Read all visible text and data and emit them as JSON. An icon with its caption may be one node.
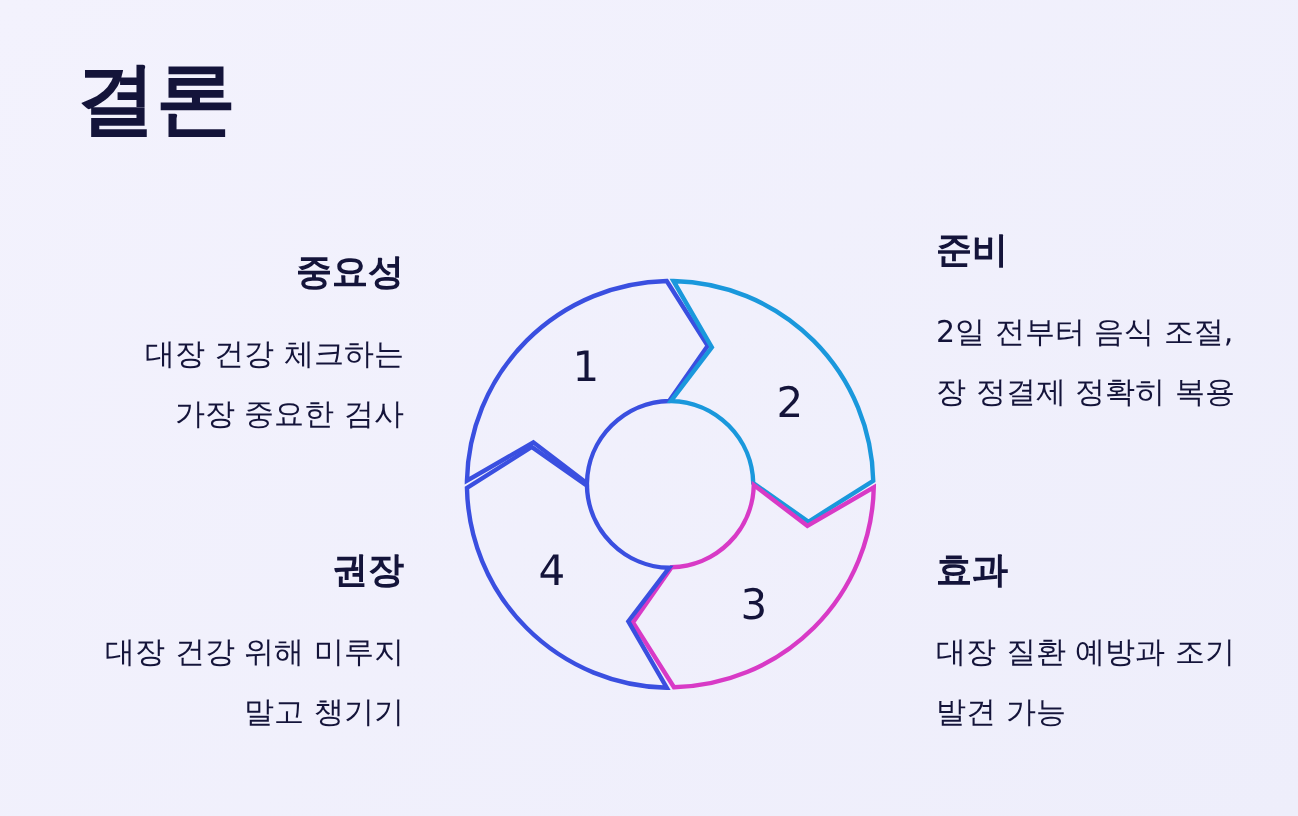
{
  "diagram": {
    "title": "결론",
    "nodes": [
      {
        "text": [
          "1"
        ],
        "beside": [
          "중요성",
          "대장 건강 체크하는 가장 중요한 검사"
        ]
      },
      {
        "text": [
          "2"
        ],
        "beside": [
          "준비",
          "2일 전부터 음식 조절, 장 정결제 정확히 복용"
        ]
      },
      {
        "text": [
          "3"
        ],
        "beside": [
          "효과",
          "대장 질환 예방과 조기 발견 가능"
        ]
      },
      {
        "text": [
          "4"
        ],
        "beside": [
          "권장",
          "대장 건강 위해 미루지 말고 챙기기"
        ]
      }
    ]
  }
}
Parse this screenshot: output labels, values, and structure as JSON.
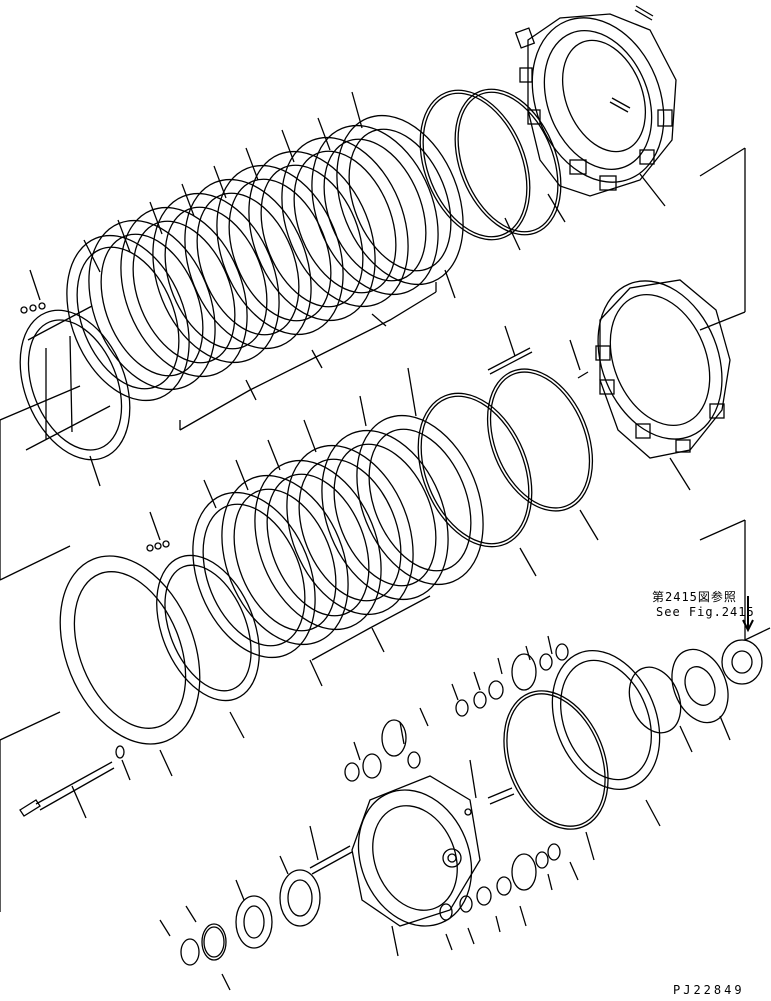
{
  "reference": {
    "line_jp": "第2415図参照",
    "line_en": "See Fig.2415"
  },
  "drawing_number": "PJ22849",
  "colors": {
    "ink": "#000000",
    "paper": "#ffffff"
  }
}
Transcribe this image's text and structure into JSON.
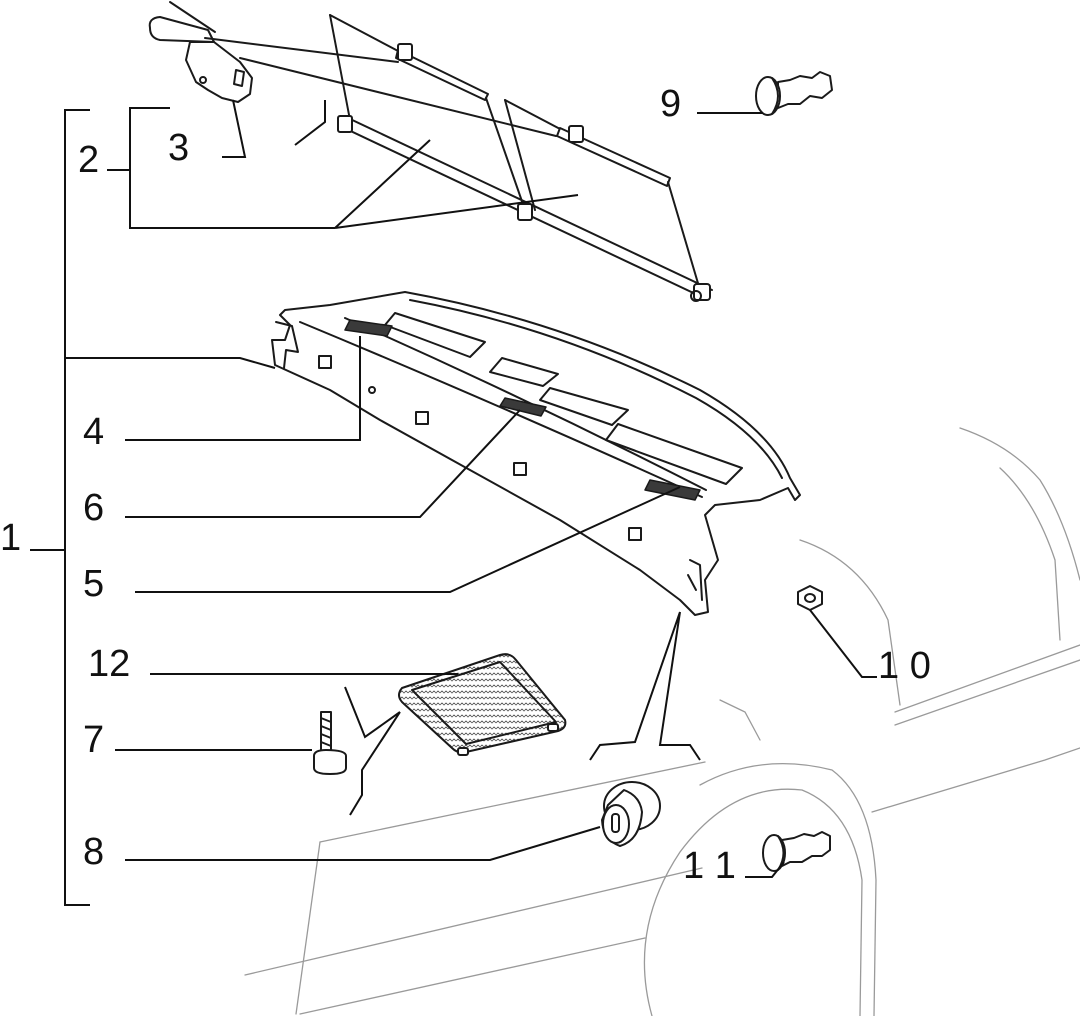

++++++++

**EXERCISE BRIEF**:
Please write out all the data again word for word, but not the pictures.

**THE SOLUTION**:
Read all visible text and data and emit them as JSON. An icon with its caption may be one node.
{
  "diagram": {
    "title": "결론",
    "nodes": [
      {
        "text": [
          "1"
        ],
        "beside": [
          "중요성",
          "대장 건강 체크하는 가장 중요한 검사"
        ]
      },
      {
        "text": [
          "2"
        ],
        "beside": [
          "준비",
          "2일 전부터 음식 조절, 장 정결제 정확히 복용"
        ]
      },
      {
        "text": [
          "3"
        ],
        "beside": [
          "효과",
          "대장 질환 예방과 조기 발견 가능"
        ]
      },
      {
        "text": [
          "4"
        ],
        "beside": [
          "권장",
          "대장 건강 위해 미루지 말고 챙기기"
        ]
      }
    ]
  }
}
Parse this screenshot: output labels, values, and structure as JSON.
{
  "reference": {
    "line_jp": "第2415図参照",
    "line_en": "See Fig.2415"
  },
  "drawing_number": "PJ22849",
  "colors": {
    "ink": "#000000",
    "paper": "#ffffff"
  }
}
Transcribe this image's text and structure into JSON.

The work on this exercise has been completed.